— Begin —
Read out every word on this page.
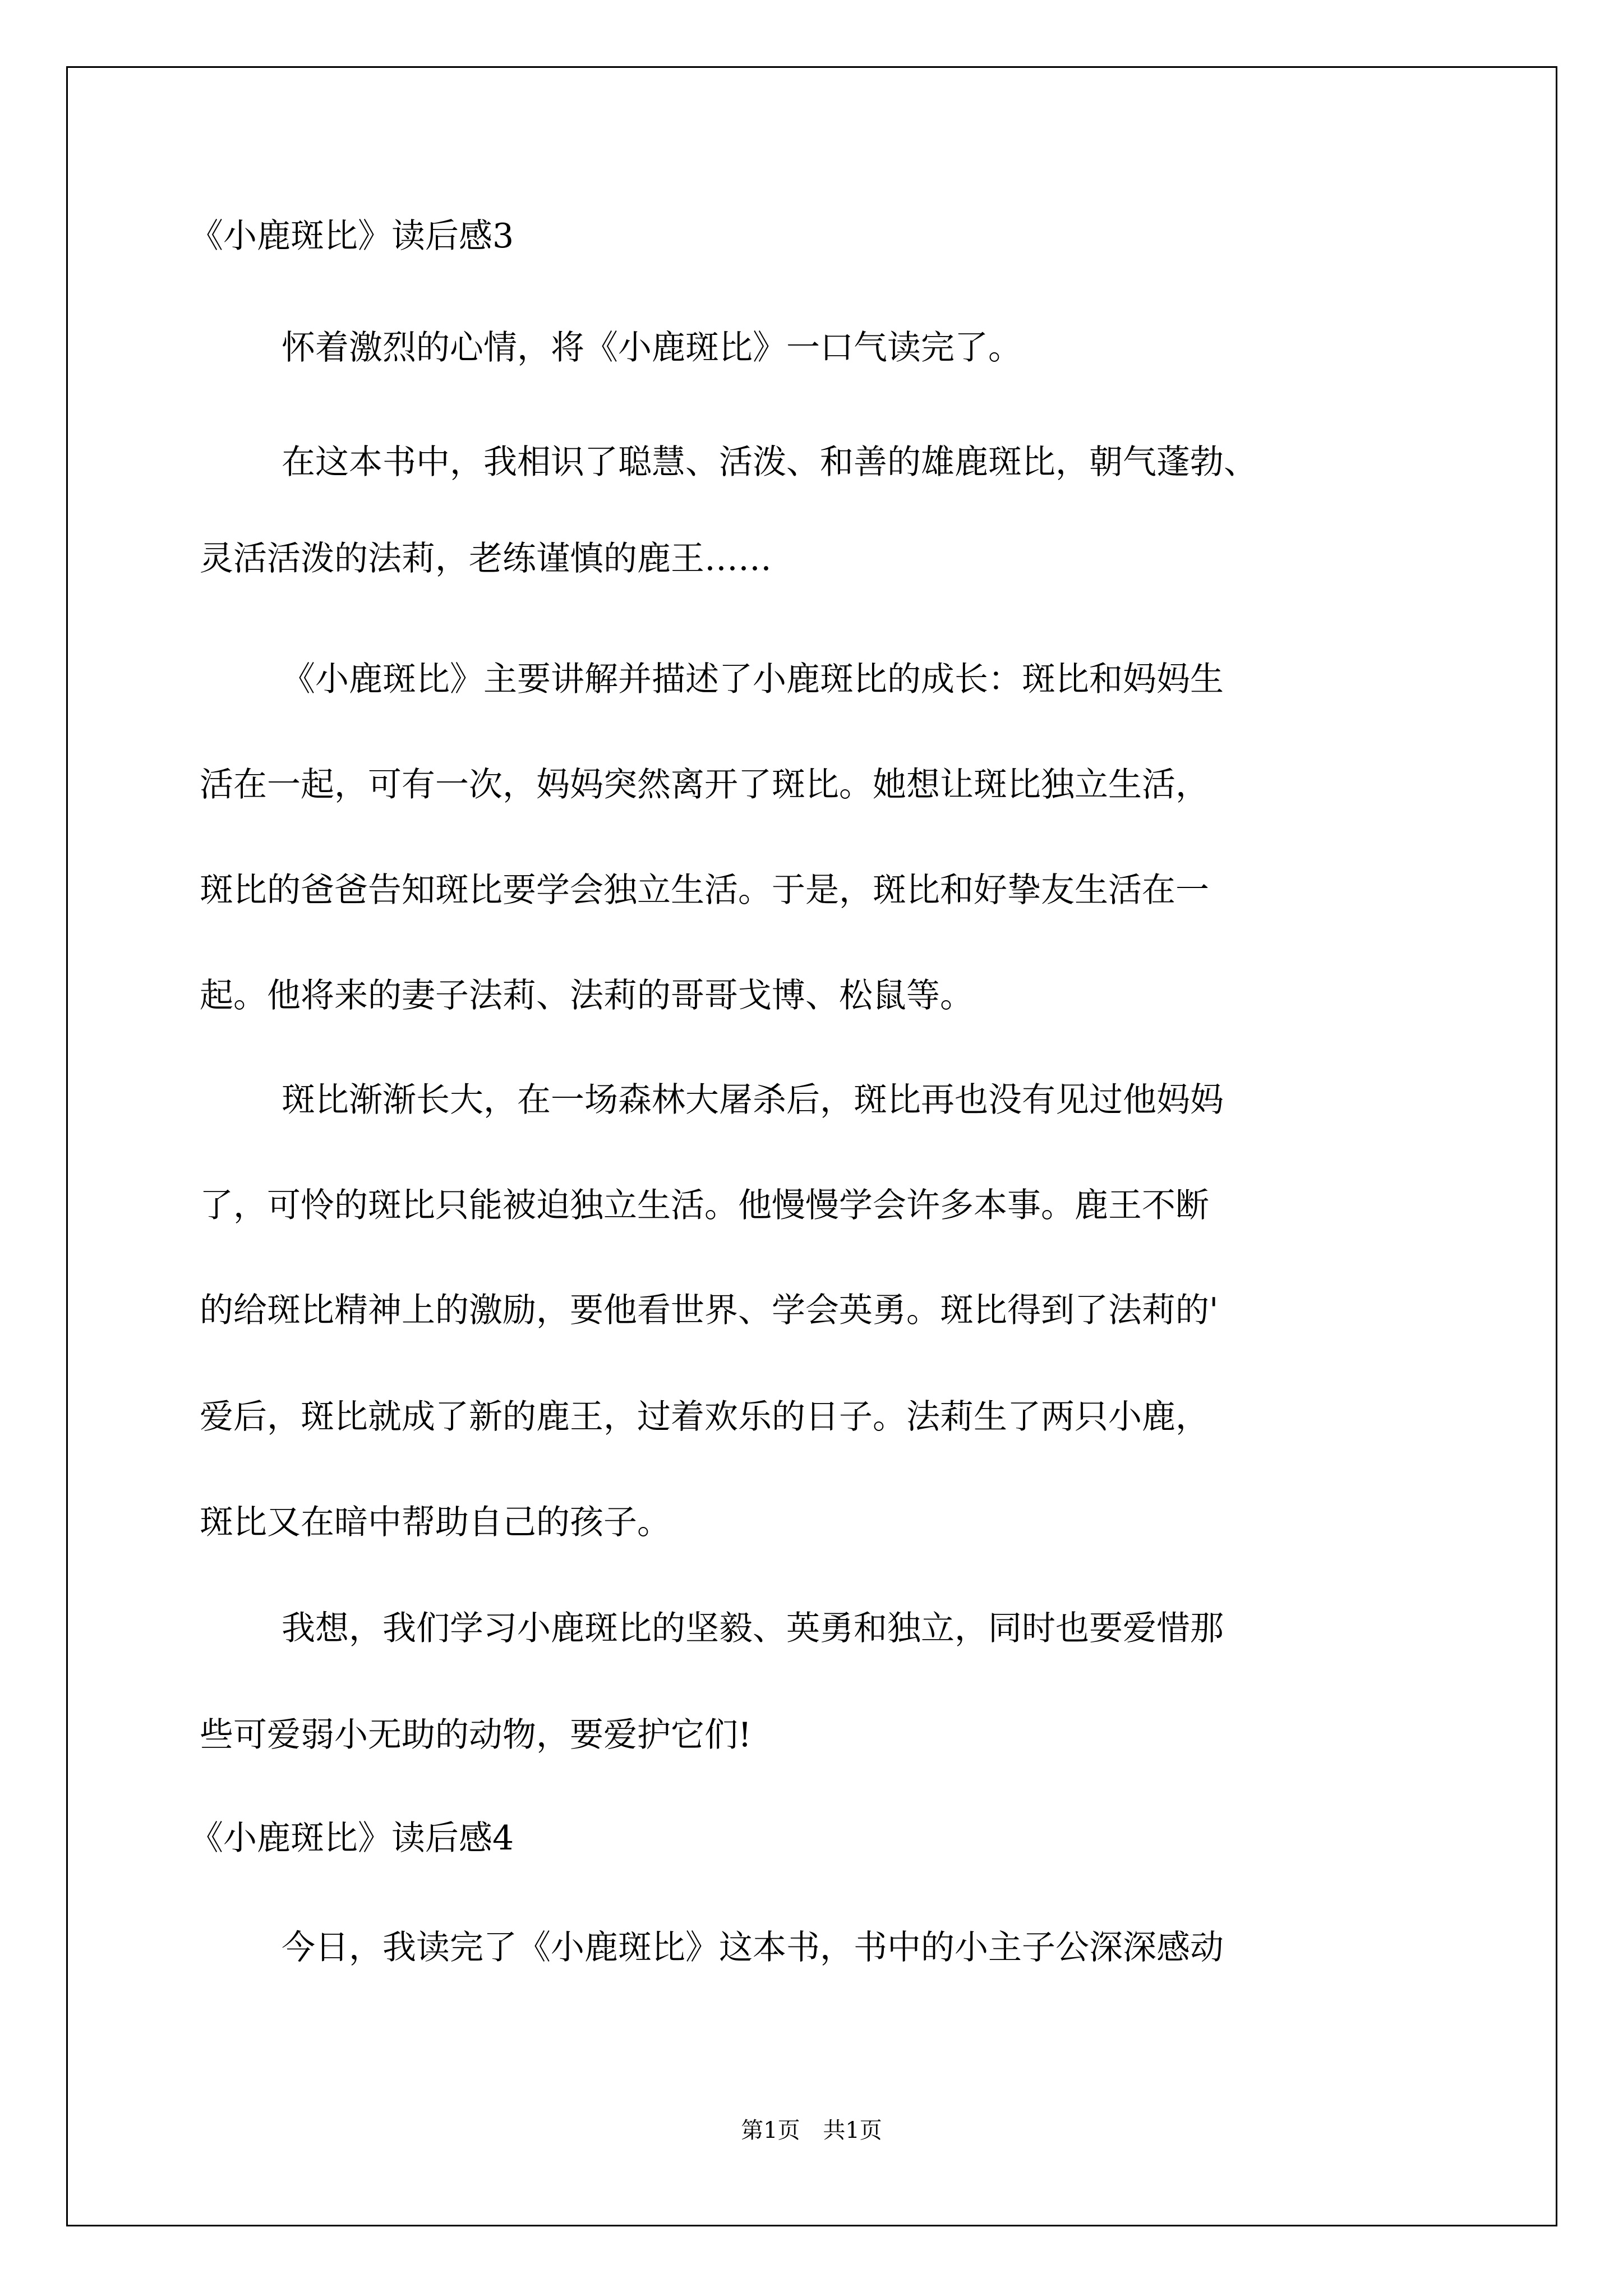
《小鹿斑比》读后感3
怀着激烈的心情，将《小鹿斑比》一口气读完了。
在这本书中，我相识了聪慧、活泼、和善的雄鹿斑比，朝气蓬勃、
灵活活泼的法莉，老练谨慎的鹿王……
《小鹿斑比》主要讲解并描述了小鹿斑比的成长：斑比和妈妈生
活在一起，可有一次，妈妈突然离开了斑比。她想让斑比独立生活，
斑比的爸爸告知斑比要学会独立生活。于是，斑比和好挚友生活在一
起。他将来的妻子法莉、法莉的哥哥戈博、松鼠等。
斑比渐渐长大，在一场森林大屠杀后，斑比再也没有见过他妈妈
了，可怜的斑比只能被迫独立生活。他慢慢学会许多本事。鹿王不断
的给斑比精神上的激励，要他看世界、学会英勇。斑比得到了法莉的'
爱后，斑比就成了新的鹿王，过着欢乐的日子。法莉生了两只小鹿，
斑比又在暗中帮助自己的孩子。
我想，我们学习小鹿斑比的坚毅、英勇和独立，同时也要爱惜那
些可爱弱小无助的动物，要爱护它们!
《小鹿斑比》读后感4
今日，我读完了《小鹿斑比》这本书，书中的小主子公深深感动
第1页 共1页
— End —
### [PROMPT]
Quote all of the entries word for word, omitting any pictures.

### [WRITTEN SOLUTION]
Read out every word on this page.
《小鹿斑比》读后感3
怀着激烈的心情，将《小鹿斑比》一口气读完了。
在这本书中，我相识了聪慧、活泼、和善的雄鹿斑比，朝气蓬勃、
灵活活泼的法莉，老练谨慎的鹿王……
《小鹿斑比》主要讲解并描述了小鹿斑比的成长：斑比和妈妈生
活在一起，可有一次，妈妈突然离开了斑比。她想让斑比独立生活，
斑比的爸爸告知斑比要学会独立生活。于是，斑比和好挚友生活在一
起。他将来的妻子法莉、法莉的哥哥戈博、松鼠等。
斑比渐渐长大，在一场森林大屠杀后，斑比再也没有见过他妈妈
了，可怜的斑比只能被迫独立生活。他慢慢学会许多本事。鹿王不断
的给斑比精神上的激励，要他看世界、学会英勇。斑比得到了法莉的'
爱后，斑比就成了新的鹿王，过着欢乐的日子。法莉生了两只小鹿，
斑比又在暗中帮助自己的孩子。
我想，我们学习小鹿斑比的坚毅、英勇和独立，同时也要爱惜那
些可爱弱小无助的动物，要爱护它们!
《小鹿斑比》读后感4
今日，我读完了《小鹿斑比》这本书，书中的小主子公深深感动
第1页 共1页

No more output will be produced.